• **LISTED ENTRIES**
━━━━━━━━

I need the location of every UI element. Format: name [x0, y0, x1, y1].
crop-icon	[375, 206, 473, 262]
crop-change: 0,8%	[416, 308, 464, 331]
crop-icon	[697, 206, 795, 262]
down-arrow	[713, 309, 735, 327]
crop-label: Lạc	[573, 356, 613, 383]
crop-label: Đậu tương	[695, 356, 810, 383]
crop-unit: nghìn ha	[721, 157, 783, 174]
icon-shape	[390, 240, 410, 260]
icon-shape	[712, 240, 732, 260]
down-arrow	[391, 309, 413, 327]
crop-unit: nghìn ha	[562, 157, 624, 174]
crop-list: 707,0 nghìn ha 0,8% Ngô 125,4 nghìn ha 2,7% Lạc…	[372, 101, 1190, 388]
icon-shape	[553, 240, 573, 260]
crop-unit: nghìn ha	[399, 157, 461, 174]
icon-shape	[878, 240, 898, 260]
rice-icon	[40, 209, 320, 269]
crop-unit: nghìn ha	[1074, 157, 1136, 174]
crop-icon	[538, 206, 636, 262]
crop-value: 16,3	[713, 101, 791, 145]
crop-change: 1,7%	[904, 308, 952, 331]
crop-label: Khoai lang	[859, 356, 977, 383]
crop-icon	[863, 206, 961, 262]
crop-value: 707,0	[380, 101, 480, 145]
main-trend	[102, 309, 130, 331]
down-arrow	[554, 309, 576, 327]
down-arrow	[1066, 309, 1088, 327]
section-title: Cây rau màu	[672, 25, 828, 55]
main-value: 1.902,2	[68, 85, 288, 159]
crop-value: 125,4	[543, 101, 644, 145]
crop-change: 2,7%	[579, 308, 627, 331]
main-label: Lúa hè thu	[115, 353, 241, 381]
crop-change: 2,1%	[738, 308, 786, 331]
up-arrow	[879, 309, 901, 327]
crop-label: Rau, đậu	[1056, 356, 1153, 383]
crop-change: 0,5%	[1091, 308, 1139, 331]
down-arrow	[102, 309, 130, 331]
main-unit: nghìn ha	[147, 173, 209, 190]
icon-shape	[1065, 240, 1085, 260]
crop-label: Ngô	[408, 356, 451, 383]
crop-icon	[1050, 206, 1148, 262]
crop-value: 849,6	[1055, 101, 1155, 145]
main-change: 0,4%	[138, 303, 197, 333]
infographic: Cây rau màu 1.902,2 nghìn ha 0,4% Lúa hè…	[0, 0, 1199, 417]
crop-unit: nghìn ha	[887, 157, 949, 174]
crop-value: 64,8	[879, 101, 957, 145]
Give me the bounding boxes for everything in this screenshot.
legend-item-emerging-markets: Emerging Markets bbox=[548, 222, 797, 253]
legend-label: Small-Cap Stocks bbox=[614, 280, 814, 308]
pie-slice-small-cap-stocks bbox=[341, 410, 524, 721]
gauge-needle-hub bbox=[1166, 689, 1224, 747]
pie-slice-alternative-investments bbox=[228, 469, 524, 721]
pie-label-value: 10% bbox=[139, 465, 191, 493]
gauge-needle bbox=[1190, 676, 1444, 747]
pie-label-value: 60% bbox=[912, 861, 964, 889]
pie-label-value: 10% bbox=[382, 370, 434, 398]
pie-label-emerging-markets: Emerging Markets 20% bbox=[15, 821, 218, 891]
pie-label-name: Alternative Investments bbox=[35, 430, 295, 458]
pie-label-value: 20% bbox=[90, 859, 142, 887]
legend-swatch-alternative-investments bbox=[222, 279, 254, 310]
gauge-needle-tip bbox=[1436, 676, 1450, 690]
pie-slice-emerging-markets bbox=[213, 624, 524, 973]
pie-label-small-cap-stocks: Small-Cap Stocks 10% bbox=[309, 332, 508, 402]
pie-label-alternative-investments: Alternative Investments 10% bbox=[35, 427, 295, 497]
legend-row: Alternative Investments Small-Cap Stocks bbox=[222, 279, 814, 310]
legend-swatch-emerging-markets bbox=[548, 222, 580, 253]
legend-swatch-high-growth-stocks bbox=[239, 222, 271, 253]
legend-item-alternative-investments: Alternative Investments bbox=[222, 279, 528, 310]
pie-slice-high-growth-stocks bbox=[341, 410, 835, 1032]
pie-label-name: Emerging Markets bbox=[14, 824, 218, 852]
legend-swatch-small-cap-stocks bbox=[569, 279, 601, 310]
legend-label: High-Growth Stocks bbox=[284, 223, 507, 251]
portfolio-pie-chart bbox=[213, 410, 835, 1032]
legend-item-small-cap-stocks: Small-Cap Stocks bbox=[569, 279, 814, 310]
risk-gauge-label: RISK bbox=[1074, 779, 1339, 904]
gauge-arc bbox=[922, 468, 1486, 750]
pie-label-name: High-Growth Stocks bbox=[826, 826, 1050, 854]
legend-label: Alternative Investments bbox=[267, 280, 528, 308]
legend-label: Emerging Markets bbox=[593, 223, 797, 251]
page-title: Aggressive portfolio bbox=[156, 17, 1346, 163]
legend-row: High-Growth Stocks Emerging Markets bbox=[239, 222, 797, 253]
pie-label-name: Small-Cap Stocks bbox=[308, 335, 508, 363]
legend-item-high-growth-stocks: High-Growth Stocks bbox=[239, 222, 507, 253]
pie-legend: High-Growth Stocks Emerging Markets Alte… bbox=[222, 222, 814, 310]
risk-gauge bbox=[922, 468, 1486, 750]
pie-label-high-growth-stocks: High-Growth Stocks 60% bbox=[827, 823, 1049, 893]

━━━━━━━━

• **SET TASK**
Can you reproduce every line of the records above, character for character, with nothing changed?

• **SOLUTION TO THE EXERCISE**
I need the location of every UI element. Format: name [x0, y0, x1, y1].
crop-icon	[375, 206, 473, 262]
crop-change: 0,8%	[416, 308, 464, 331]
crop-icon	[697, 206, 795, 262]
down-arrow	[713, 309, 735, 327]
crop-label: Lạc	[573, 356, 613, 383]
crop-label: Đậu tương	[695, 356, 810, 383]
crop-unit: nghìn ha	[721, 157, 783, 174]
icon-shape	[390, 240, 410, 260]
icon-shape	[712, 240, 732, 260]
down-arrow	[391, 309, 413, 327]
crop-unit: nghìn ha	[562, 157, 624, 174]
crop-list: 707,0 nghìn ha 0,8% Ngô 125,4 nghìn ha 2,7% Lạc…	[372, 101, 1190, 388]
icon-shape	[553, 240, 573, 260]
crop-unit: nghìn ha	[399, 157, 461, 174]
icon-shape	[878, 240, 898, 260]
rice-icon	[40, 209, 320, 269]
crop-unit: nghìn ha	[1074, 157, 1136, 174]
crop-icon	[538, 206, 636, 262]
crop-value: 16,3	[713, 101, 791, 145]
crop-change: 1,7%	[904, 308, 952, 331]
crop-label: Khoai lang	[859, 356, 977, 383]
crop-icon	[863, 206, 961, 262]
crop-value: 707,0	[380, 101, 480, 145]
main-trend	[102, 309, 130, 331]
down-arrow	[554, 309, 576, 327]
down-arrow	[1066, 309, 1088, 327]
section-title: Cây rau màu	[672, 25, 828, 55]
main-value: 1.902,2	[68, 85, 288, 159]
crop-value: 125,4	[543, 101, 644, 145]
crop-change: 2,7%	[579, 308, 627, 331]
main-label: Lúa hè thu	[115, 353, 241, 381]
crop-change: 2,1%	[738, 308, 786, 331]
up-arrow	[879, 309, 901, 327]
crop-label: Rau, đậu	[1056, 356, 1153, 383]
crop-change: 0,5%	[1091, 308, 1139, 331]
down-arrow	[102, 309, 130, 331]
main-unit: nghìn ha	[147, 173, 209, 190]
icon-shape	[1065, 240, 1085, 260]
crop-label: Ngô	[408, 356, 451, 383]
crop-icon	[1050, 206, 1148, 262]
crop-value: 849,6	[1055, 101, 1155, 145]
main-change: 0,4%	[138, 303, 197, 333]
infographic: Cây rau màu 1.902,2 nghìn ha 0,4% Lúa hè…	[0, 0, 1199, 417]
crop-unit: nghìn ha	[887, 157, 949, 174]
crop-value: 64,8	[879, 101, 957, 145]
Give me the bounding boxes for everything in this screenshot.
legend-item-emerging-markets: Emerging Markets bbox=[548, 222, 797, 253]
legend-label: Small-Cap Stocks bbox=[614, 280, 814, 308]
pie-slice-small-cap-stocks bbox=[341, 410, 524, 721]
gauge-needle-hub bbox=[1166, 689, 1224, 747]
pie-slice-alternative-investments bbox=[228, 469, 524, 721]
pie-label-value: 10% bbox=[139, 465, 191, 493]
gauge-needle bbox=[1190, 676, 1444, 747]
pie-label-value: 60% bbox=[912, 861, 964, 889]
pie-label-value: 10% bbox=[382, 370, 434, 398]
pie-label-emerging-markets: Emerging Markets 20% bbox=[15, 821, 218, 891]
pie-label-name: Alternative Investments bbox=[35, 430, 295, 458]
pie-label-value: 20% bbox=[90, 859, 142, 887]
legend-swatch-alternative-investments bbox=[222, 279, 254, 310]
gauge-needle-tip bbox=[1436, 676, 1450, 690]
pie-slice-emerging-markets bbox=[213, 624, 524, 973]
pie-label-small-cap-stocks: Small-Cap Stocks 10% bbox=[309, 332, 508, 402]
pie-label-alternative-investments: Alternative Investments 10% bbox=[35, 427, 295, 497]
legend-row: Alternative Investments Small-Cap Stocks bbox=[222, 279, 814, 310]
legend-swatch-emerging-markets bbox=[548, 222, 580, 253]
legend-swatch-high-growth-stocks bbox=[239, 222, 271, 253]
legend-item-alternative-investments: Alternative Investments bbox=[222, 279, 528, 310]
pie-slice-high-growth-stocks bbox=[341, 410, 835, 1032]
pie-label-name: Emerging Markets bbox=[14, 824, 218, 852]
legend-swatch-small-cap-stocks bbox=[569, 279, 601, 310]
legend-label: High-Growth Stocks bbox=[284, 223, 507, 251]
portfolio-pie-chart bbox=[213, 410, 835, 1032]
legend-item-small-cap-stocks: Small-Cap Stocks bbox=[569, 279, 814, 310]
risk-gauge-label: RISK bbox=[1074, 779, 1339, 904]
gauge-arc bbox=[922, 468, 1486, 750]
pie-label-name: High-Growth Stocks bbox=[826, 826, 1050, 854]
legend-label: Alternative Investments bbox=[267, 280, 528, 308]
legend-label: Emerging Markets bbox=[593, 223, 797, 251]
page-title: Aggressive portfolio bbox=[156, 17, 1346, 163]
legend-row: High-Growth Stocks Emerging Markets bbox=[239, 222, 797, 253]
pie-label-name: Small-Cap Stocks bbox=[308, 335, 508, 363]
legend-item-high-growth-stocks: High-Growth Stocks bbox=[239, 222, 507, 253]
pie-legend: High-Growth Stocks Emerging Markets Alte… bbox=[222, 222, 814, 310]
risk-gauge bbox=[922, 468, 1486, 750]
pie-label-high-growth-stocks: High-Growth Stocks 60% bbox=[827, 823, 1049, 893]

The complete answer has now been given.